_Challenge_:
Please set down all the lines beneath this one exactly, without the pictures.

Figure content listings:
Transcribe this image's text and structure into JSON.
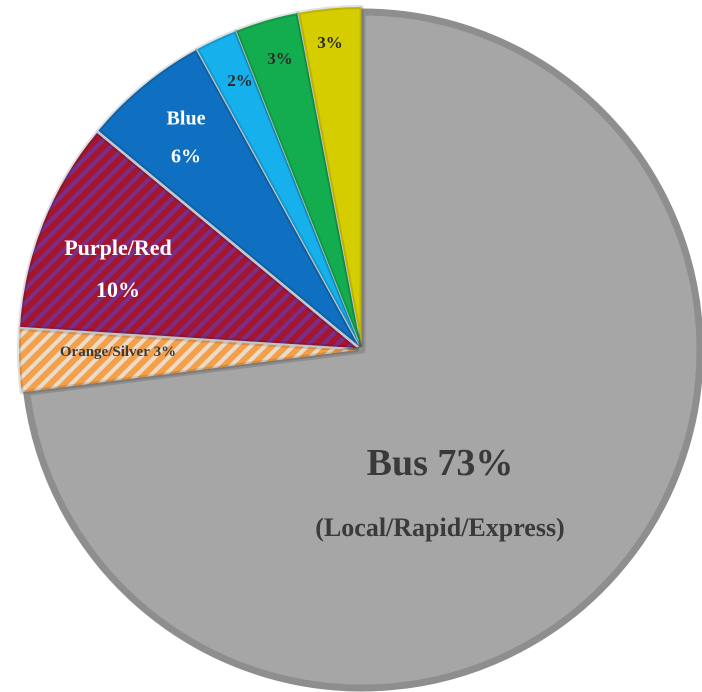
{
  "chart_data": {
    "type": "pie",
    "categories": [
      "Bus",
      "Orange/Silver",
      "Purple/Red",
      "Blue",
      null,
      null,
      null
    ],
    "values": [
      73,
      3,
      10,
      6,
      2,
      3,
      3
    ],
    "value_labels": [
      "73%",
      "3%",
      "10%",
      "6%",
      "2%",
      "3%",
      "3%"
    ],
    "annotation": "(Local/Rapid/Express)",
    "colors": [
      "#a6a6a6",
      "#f4a04a",
      "#a4162e",
      "#0f6fc0",
      "#16b0ec",
      "#13ad4f",
      "#d5cd00"
    ],
    "hatch_colors": [
      null,
      "#eadccc",
      "#7a2e8c",
      null,
      null,
      null,
      null
    ]
  }
}
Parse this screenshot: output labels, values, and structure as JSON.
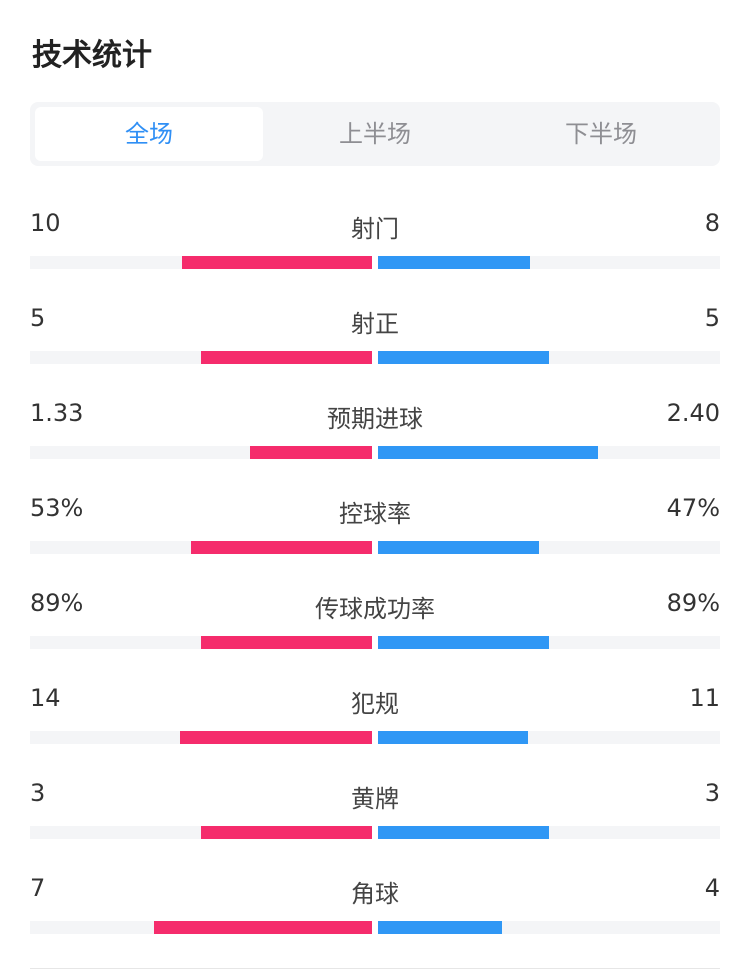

_Exercise response_:
Transcribe this image's text and structure into JSON.
{
  "chart_data": {
    "type": "pie",
    "categories": [
      "Bus",
      "Orange/Silver",
      "Purple/Red",
      "Blue",
      null,
      null,
      null
    ],
    "values": [
      73,
      3,
      10,
      6,
      2,
      3,
      3
    ],
    "value_labels": [
      "73%",
      "3%",
      "10%",
      "6%",
      "2%",
      "3%",
      "3%"
    ],
    "annotation": "(Local/Rapid/Express)",
    "colors": [
      "#a6a6a6",
      "#f4a04a",
      "#a4162e",
      "#0f6fc0",
      "#16b0ec",
      "#13ad4f",
      "#d5cd00"
    ],
    "hatch_colors": [
      null,
      "#eadccc",
      "#7a2e8c",
      null,
      null,
      null,
      null
    ]
  }
}
Parse this screenshot: output labels, values, and structure as JSON.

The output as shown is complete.